§ **WHAT TO WORK ON**
Gather every line that includes the word "true", please.

>> Begin ROWS

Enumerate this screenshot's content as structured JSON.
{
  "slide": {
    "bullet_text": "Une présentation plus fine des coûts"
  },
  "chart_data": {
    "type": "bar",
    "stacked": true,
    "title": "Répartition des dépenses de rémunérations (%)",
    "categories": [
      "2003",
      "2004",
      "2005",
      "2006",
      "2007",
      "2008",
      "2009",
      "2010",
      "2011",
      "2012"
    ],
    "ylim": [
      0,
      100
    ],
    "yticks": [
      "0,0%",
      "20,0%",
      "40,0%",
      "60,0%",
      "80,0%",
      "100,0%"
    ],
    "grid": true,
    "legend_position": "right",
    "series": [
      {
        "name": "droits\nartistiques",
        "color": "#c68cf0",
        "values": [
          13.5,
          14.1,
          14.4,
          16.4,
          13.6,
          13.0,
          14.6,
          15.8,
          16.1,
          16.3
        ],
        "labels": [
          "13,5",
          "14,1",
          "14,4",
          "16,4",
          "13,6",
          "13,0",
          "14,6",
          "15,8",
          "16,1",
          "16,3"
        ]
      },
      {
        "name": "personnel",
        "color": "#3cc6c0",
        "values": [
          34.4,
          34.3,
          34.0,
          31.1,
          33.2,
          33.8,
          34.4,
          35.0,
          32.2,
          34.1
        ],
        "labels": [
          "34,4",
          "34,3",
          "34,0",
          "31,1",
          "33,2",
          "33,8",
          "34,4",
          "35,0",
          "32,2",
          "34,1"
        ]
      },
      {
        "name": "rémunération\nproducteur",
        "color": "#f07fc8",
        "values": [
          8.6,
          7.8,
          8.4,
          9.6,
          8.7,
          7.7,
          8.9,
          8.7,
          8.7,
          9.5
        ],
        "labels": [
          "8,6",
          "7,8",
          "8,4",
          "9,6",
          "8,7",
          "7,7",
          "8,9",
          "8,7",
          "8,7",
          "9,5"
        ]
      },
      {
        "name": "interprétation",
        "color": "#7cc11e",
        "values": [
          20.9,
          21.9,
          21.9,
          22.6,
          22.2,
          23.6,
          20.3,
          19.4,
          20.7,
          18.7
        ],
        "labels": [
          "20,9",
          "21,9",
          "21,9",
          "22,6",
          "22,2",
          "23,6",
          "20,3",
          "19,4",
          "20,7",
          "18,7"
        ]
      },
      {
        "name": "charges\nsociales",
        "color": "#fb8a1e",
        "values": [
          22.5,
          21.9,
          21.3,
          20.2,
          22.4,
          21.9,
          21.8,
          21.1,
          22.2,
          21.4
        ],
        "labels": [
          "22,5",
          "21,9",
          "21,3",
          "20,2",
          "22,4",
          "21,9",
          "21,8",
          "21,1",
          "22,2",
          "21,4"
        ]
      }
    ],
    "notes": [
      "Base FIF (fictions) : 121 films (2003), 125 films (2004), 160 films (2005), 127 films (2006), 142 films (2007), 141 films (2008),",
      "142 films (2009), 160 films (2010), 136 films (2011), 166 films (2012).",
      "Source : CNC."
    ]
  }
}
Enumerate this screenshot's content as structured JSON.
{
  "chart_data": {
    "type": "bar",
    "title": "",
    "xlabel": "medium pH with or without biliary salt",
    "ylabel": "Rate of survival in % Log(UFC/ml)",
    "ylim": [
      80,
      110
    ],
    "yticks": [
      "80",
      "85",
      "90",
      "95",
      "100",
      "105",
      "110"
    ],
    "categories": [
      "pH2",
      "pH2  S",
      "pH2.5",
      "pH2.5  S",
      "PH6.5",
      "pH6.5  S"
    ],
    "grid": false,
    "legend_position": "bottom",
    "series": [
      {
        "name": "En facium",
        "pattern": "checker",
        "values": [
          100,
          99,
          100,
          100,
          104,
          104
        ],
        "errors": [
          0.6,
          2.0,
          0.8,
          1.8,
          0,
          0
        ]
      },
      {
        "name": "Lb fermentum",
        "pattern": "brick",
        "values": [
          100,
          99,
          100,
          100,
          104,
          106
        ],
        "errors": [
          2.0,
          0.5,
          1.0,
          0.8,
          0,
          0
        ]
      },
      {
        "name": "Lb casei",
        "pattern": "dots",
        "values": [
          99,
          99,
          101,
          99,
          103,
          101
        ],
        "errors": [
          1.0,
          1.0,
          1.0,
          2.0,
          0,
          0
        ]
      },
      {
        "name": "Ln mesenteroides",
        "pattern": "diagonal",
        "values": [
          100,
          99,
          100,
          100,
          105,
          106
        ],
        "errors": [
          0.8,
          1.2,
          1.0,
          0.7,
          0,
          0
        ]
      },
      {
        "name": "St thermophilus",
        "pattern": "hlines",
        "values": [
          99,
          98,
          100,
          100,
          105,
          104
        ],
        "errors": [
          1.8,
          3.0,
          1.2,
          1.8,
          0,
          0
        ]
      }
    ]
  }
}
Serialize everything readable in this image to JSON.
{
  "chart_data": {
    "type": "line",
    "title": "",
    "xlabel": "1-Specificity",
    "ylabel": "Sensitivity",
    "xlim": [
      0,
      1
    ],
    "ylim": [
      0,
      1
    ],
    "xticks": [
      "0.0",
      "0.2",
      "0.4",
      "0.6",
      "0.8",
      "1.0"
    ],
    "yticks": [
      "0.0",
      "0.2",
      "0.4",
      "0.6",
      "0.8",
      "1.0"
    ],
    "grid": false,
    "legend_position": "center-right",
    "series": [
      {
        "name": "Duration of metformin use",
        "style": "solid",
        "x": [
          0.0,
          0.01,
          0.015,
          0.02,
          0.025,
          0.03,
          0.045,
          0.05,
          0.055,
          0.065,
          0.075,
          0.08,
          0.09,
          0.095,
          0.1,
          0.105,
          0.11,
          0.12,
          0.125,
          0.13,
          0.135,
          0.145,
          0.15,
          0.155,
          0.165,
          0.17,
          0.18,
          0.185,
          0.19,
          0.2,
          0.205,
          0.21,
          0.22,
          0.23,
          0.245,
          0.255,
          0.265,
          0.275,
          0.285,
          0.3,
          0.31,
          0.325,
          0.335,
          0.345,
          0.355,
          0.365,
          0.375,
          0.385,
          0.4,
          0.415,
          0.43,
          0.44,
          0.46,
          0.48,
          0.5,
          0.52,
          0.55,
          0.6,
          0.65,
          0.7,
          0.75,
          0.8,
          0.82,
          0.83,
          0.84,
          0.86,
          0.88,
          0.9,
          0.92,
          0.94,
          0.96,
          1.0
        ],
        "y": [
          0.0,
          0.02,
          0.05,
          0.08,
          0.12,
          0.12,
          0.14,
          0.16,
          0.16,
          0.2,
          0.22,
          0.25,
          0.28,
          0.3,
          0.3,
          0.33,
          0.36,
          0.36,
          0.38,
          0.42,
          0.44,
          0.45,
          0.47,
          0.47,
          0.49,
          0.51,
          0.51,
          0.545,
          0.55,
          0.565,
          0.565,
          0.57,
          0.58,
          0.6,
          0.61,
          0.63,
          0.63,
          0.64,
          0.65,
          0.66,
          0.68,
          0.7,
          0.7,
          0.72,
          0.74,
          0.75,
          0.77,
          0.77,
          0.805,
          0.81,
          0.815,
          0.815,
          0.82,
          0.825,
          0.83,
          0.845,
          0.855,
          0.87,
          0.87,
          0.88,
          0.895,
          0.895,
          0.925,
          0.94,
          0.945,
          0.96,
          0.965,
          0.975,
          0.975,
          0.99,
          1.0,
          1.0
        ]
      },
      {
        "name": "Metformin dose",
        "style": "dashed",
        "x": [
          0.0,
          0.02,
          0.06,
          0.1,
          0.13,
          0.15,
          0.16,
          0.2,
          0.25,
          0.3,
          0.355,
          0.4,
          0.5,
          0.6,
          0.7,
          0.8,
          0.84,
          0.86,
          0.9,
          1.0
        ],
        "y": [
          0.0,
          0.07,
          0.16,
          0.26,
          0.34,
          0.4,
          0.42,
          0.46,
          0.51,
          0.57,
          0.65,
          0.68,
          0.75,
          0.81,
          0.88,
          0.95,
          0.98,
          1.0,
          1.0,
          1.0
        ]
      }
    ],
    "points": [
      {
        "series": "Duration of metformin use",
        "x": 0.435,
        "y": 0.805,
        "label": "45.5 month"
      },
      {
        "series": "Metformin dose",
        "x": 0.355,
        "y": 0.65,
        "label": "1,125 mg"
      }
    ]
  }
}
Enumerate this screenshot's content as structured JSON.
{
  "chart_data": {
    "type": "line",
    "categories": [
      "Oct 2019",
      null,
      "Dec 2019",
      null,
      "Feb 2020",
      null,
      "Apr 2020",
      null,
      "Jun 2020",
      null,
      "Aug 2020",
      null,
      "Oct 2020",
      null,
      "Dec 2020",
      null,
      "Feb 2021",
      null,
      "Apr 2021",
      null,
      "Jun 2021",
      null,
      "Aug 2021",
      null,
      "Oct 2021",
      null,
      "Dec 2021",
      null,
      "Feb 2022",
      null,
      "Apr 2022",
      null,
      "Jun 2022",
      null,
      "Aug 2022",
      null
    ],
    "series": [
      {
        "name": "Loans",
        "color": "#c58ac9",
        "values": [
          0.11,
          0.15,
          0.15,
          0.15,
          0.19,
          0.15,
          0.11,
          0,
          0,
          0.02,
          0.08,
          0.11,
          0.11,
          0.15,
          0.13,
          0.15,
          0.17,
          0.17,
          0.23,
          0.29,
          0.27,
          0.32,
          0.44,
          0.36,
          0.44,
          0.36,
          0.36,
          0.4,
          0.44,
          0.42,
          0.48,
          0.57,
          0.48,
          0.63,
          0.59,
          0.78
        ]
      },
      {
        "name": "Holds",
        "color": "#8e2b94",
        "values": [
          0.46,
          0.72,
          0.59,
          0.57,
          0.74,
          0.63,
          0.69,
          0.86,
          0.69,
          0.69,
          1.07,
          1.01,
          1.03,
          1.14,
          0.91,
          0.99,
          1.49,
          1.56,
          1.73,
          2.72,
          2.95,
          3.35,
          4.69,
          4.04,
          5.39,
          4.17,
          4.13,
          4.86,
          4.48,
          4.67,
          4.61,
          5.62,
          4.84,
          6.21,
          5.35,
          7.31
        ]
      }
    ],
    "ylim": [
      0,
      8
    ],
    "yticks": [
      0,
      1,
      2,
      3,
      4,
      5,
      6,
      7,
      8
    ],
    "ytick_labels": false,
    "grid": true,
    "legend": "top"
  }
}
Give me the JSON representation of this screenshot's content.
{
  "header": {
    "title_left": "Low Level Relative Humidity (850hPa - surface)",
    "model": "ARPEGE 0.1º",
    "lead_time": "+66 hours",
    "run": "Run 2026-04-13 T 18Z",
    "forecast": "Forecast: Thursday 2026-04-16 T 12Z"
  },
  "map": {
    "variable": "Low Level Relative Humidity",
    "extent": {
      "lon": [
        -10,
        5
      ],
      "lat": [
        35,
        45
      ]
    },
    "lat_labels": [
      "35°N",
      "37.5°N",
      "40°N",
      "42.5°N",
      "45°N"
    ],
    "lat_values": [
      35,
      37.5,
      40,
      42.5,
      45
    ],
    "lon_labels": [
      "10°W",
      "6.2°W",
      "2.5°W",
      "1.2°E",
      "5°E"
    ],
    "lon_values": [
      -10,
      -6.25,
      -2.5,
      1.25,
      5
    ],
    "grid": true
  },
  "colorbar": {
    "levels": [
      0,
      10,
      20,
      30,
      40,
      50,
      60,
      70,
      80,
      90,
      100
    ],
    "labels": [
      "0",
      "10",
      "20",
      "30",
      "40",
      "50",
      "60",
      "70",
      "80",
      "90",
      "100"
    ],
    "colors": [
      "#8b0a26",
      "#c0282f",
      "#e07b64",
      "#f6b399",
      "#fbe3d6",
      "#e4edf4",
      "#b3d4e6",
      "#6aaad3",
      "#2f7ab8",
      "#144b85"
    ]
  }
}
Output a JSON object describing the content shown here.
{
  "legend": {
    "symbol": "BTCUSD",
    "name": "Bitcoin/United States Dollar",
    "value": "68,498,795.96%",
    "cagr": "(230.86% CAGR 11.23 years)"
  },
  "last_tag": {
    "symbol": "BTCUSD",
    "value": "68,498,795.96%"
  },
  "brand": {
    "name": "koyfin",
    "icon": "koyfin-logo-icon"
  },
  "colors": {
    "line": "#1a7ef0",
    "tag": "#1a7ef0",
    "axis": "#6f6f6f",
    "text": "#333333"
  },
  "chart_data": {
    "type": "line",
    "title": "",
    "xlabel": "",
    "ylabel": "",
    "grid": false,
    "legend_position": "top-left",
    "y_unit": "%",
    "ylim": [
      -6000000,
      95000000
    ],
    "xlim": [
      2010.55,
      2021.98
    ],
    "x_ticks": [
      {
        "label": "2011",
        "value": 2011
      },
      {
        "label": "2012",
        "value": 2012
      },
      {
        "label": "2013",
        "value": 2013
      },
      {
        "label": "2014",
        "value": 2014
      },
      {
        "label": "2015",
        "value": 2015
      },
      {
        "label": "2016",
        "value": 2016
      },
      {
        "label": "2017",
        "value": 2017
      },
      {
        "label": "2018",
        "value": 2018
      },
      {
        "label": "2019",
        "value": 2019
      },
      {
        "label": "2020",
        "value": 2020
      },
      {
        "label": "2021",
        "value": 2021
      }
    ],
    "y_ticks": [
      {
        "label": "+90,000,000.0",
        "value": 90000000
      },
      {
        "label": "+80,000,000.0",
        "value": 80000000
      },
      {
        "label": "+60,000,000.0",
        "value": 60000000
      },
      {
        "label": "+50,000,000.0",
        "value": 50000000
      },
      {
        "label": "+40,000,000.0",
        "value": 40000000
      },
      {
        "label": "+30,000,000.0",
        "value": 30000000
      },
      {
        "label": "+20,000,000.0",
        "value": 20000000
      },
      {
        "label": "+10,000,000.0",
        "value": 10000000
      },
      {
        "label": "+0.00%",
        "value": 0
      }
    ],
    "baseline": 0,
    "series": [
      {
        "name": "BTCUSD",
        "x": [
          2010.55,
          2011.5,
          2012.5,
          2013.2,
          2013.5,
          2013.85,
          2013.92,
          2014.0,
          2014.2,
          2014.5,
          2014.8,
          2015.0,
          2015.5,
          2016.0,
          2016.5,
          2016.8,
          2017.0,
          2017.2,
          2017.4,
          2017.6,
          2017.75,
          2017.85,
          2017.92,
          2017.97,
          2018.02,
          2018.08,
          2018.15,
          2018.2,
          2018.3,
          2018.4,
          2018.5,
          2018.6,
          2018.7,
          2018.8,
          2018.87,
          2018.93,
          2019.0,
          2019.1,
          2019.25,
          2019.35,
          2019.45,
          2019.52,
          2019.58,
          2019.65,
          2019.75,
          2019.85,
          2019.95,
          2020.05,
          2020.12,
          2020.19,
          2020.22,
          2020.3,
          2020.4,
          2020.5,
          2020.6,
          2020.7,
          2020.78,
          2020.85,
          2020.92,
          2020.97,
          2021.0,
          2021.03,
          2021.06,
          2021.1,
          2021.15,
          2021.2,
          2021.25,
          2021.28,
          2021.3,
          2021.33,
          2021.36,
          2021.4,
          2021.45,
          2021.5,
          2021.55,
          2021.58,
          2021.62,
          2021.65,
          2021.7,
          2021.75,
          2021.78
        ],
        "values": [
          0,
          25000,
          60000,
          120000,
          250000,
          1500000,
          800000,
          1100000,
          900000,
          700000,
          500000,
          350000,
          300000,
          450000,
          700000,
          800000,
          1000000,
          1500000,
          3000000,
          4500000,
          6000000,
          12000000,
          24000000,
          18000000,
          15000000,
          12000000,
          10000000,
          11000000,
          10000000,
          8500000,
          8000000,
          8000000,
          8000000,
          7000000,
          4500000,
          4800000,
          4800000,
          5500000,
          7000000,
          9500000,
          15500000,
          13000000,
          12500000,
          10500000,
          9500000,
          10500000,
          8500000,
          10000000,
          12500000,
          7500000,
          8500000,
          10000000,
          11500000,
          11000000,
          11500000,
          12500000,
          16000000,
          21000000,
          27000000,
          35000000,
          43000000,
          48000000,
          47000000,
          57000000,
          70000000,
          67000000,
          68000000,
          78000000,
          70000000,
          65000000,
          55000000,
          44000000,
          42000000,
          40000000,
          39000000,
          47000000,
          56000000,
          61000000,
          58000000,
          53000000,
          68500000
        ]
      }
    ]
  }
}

>> End ROWS

§ **SOLUTION TO THIS TASK**
    "stacked": true,
    "grid": true,
    "grid": true,
    "grid": true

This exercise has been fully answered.